**EXERCISE**
Extract, from the listing that follows, each line containing the word "Morava".

[START OF INPUT FOR THIS TASK]

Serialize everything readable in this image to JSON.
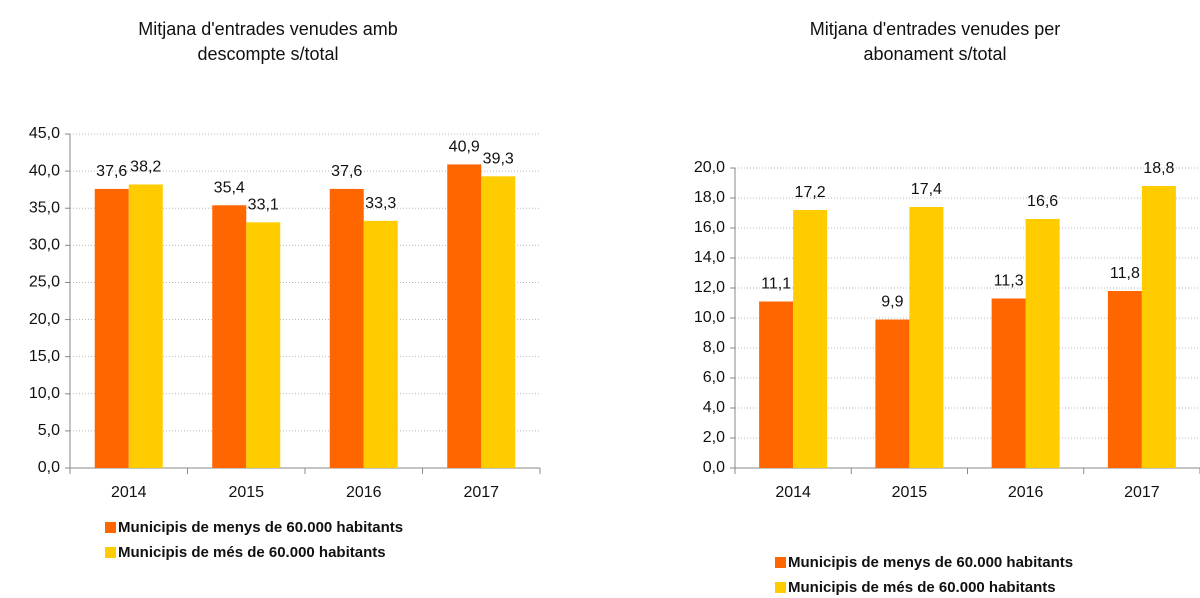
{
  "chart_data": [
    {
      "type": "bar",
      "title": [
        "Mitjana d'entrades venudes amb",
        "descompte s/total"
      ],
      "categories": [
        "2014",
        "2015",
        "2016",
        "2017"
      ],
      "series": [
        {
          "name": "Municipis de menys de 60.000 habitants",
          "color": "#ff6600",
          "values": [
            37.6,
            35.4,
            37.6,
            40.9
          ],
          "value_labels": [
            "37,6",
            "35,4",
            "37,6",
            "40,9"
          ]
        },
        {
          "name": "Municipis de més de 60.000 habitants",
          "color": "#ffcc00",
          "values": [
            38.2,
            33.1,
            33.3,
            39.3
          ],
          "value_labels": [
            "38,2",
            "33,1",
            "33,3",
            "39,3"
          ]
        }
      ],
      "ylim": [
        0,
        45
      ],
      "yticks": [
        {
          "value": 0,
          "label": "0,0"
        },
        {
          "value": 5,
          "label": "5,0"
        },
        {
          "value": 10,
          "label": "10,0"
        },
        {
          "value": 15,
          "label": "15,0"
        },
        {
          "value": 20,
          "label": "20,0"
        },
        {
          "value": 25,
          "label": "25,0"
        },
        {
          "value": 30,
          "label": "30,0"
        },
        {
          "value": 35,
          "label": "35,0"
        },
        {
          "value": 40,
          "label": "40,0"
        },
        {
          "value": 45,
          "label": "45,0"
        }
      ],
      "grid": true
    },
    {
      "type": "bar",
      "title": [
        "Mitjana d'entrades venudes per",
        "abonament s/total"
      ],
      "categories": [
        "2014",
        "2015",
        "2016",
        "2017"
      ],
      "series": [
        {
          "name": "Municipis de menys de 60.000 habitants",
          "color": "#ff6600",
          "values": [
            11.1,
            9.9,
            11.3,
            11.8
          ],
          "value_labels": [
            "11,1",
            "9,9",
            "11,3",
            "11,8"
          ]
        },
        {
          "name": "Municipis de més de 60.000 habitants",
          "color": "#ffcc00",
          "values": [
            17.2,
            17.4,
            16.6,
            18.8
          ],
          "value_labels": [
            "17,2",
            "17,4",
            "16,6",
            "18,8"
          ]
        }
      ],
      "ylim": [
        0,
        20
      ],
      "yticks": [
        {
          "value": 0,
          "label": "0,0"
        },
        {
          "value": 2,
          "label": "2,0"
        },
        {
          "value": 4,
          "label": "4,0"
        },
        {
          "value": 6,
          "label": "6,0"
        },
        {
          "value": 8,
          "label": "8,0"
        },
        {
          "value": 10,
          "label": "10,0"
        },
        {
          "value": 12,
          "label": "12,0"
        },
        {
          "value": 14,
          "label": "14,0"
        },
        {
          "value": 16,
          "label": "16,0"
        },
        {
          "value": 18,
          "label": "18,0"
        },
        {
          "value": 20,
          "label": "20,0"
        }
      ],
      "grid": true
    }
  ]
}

[END OF INPUT FOR THIS TASK]
[START OF INPUT FOR THIS TASK]

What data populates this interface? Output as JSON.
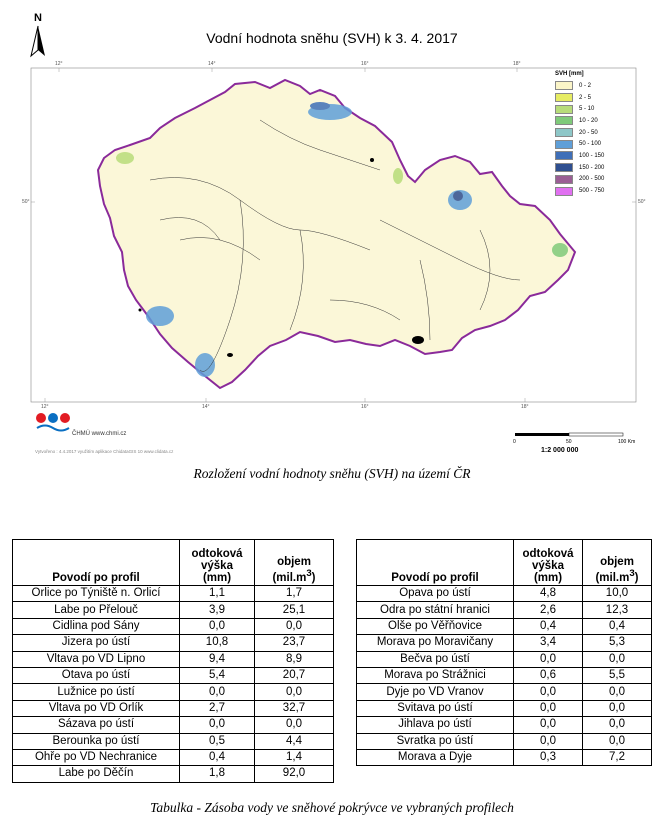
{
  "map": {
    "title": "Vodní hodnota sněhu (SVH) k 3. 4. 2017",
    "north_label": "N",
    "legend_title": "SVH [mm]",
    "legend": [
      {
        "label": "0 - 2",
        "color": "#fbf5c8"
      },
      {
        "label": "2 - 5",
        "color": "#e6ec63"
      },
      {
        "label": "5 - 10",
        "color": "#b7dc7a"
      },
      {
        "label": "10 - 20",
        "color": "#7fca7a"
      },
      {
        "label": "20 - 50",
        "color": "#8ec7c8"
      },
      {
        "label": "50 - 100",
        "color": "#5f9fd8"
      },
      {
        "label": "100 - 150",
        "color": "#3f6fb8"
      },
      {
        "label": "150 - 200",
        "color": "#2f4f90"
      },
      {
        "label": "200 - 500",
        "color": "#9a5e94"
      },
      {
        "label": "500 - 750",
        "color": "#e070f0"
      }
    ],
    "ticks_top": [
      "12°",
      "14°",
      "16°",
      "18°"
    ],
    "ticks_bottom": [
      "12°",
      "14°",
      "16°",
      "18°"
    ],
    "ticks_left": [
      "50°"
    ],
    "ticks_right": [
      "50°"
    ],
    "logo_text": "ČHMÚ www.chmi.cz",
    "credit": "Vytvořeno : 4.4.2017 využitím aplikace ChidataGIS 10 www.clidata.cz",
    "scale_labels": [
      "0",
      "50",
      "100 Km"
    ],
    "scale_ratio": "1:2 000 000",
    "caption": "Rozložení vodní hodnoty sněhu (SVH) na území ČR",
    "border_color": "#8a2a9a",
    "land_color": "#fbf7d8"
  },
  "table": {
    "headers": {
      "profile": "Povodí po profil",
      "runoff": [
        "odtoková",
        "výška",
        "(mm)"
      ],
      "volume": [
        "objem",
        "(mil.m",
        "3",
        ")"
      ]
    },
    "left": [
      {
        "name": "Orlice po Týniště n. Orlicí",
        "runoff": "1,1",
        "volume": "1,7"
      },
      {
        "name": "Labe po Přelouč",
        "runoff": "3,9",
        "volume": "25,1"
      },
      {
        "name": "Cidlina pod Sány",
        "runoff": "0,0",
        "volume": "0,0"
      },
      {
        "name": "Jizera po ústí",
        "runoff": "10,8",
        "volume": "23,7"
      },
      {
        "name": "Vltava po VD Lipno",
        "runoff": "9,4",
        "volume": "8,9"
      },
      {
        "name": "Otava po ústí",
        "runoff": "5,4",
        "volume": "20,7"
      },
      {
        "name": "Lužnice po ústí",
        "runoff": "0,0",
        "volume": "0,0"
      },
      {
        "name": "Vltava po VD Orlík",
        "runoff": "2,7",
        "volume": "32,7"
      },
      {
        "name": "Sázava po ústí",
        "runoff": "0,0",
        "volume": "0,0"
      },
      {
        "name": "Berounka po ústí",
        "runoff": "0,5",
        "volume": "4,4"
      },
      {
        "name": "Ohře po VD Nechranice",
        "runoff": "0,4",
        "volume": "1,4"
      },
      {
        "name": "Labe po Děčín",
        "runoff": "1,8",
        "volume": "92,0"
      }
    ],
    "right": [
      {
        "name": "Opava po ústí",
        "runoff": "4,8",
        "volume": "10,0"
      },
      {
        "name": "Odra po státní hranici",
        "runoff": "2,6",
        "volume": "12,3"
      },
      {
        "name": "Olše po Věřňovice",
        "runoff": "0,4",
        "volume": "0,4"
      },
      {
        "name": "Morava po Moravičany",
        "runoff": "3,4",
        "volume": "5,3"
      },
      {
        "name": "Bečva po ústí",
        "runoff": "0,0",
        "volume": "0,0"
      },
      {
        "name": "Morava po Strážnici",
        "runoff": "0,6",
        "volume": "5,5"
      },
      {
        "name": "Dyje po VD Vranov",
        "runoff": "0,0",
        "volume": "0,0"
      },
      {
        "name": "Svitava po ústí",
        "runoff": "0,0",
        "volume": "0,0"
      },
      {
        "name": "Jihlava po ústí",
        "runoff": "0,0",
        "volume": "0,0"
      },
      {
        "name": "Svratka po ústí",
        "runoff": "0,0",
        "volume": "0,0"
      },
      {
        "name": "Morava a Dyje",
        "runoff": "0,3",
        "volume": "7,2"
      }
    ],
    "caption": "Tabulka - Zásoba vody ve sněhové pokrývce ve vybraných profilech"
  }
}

[END OF INPUT FOR THIS TASK]

**SOLUTION FOR THIS PROBLEM**
        "name": "Morava po Moravičany",
        "name": "Morava po Strážnici",
        "name": "Morava a Dyje",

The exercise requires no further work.